------ DATASET CONTENT

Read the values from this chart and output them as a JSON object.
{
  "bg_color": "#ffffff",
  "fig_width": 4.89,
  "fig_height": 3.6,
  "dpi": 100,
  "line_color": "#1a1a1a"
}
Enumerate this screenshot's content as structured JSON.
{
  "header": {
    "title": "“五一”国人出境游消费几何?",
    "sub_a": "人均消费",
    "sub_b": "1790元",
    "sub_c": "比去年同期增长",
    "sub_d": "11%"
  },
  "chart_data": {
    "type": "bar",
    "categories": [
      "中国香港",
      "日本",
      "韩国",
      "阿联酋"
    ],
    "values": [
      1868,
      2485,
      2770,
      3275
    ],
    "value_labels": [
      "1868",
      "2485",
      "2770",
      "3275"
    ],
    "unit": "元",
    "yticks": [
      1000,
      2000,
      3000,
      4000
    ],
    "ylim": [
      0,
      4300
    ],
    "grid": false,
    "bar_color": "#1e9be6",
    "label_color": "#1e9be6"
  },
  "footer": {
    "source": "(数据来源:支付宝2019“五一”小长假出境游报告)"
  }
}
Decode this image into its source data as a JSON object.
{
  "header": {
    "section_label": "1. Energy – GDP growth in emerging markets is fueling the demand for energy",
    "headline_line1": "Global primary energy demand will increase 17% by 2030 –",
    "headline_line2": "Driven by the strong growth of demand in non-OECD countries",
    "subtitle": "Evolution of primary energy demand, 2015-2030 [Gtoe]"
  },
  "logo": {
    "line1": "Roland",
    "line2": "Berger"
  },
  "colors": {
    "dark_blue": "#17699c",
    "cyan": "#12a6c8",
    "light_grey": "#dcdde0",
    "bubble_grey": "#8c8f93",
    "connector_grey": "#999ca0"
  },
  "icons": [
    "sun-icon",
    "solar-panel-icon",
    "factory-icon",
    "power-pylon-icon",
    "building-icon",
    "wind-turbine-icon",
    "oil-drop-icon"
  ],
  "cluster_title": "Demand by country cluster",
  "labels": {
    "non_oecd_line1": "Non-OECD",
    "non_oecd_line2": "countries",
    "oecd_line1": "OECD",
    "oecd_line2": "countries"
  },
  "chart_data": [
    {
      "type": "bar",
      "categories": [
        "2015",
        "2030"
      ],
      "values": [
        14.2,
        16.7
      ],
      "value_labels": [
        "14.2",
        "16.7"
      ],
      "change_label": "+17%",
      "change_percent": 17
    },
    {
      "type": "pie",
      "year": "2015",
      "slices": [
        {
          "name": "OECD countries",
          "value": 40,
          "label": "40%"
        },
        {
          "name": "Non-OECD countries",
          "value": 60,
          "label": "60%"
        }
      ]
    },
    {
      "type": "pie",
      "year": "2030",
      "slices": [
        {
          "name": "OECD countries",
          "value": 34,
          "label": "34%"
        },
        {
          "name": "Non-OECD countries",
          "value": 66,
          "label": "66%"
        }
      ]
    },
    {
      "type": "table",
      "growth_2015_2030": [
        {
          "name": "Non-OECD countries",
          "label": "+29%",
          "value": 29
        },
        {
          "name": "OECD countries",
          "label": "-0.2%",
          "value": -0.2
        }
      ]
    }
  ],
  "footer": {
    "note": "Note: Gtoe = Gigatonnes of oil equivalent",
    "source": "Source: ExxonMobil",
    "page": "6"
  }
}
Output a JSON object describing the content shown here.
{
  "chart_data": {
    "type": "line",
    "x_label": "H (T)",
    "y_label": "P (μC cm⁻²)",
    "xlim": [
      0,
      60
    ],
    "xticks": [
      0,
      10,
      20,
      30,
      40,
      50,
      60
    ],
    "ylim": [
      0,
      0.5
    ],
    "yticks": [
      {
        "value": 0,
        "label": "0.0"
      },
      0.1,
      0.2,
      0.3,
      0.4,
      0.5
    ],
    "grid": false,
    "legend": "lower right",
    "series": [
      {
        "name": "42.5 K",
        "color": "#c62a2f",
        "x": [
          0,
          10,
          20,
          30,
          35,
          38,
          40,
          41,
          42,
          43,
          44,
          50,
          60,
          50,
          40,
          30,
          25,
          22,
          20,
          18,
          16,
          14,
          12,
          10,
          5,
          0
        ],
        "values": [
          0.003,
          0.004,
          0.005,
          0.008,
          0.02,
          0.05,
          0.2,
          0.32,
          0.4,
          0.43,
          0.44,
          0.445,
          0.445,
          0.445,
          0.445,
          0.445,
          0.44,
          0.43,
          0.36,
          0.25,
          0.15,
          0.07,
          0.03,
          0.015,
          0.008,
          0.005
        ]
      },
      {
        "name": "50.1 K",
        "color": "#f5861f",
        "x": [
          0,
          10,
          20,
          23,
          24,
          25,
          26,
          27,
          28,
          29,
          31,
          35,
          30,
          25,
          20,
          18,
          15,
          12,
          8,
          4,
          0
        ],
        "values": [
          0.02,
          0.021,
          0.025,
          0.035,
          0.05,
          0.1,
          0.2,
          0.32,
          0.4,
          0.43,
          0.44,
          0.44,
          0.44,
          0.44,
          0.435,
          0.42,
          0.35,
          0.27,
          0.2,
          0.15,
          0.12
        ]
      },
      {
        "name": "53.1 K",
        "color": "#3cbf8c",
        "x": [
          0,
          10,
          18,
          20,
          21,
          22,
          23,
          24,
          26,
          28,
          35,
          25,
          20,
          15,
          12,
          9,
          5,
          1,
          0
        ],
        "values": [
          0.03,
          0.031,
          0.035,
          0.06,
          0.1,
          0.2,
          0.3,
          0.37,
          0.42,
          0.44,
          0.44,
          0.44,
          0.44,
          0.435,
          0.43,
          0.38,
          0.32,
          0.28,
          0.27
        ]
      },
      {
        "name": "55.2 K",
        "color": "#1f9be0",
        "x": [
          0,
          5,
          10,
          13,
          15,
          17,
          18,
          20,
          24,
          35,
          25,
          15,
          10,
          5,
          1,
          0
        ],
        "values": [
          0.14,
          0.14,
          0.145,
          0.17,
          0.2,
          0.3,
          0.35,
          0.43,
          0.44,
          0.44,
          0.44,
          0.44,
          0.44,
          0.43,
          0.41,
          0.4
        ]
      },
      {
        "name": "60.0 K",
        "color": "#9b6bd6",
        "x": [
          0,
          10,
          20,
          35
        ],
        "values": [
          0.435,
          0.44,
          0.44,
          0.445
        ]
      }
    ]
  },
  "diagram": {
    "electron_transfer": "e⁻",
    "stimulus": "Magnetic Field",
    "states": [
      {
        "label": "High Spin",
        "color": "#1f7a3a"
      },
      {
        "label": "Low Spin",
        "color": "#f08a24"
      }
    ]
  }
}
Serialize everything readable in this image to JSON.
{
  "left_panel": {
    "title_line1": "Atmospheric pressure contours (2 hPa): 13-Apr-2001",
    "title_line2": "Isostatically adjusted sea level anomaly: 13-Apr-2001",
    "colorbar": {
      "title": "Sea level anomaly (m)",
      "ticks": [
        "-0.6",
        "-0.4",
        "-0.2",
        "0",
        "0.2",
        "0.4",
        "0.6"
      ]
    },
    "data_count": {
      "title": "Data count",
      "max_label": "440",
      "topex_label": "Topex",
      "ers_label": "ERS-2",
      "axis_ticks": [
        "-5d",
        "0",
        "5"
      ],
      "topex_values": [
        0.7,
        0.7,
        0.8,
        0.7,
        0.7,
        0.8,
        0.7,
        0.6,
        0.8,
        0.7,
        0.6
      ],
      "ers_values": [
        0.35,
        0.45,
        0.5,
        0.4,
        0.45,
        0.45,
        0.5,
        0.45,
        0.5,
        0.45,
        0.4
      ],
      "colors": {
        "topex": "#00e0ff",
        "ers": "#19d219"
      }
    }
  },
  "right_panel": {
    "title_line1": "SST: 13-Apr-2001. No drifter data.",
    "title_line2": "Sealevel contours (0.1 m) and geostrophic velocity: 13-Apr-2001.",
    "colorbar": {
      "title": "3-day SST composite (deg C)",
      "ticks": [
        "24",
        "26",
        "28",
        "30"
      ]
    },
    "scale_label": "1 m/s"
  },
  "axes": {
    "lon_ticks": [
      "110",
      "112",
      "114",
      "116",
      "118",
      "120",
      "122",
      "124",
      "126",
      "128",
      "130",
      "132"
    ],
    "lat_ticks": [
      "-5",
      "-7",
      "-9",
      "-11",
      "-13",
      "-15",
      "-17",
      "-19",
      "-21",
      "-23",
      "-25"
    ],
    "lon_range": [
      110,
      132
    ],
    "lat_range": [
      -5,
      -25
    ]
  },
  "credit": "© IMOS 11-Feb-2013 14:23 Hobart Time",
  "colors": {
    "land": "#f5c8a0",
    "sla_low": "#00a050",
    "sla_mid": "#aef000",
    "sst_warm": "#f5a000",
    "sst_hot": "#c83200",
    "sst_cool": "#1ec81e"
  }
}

------------

Read through the lines above and collect those that contain the string "contours".

    "title_line1": "Atmospheric pressure contours (2 hPa): 13-Apr-2001",
    "title_line2": "Sealevel contours (0.1 m) and geostrophic velocity: 13-Apr-2001.",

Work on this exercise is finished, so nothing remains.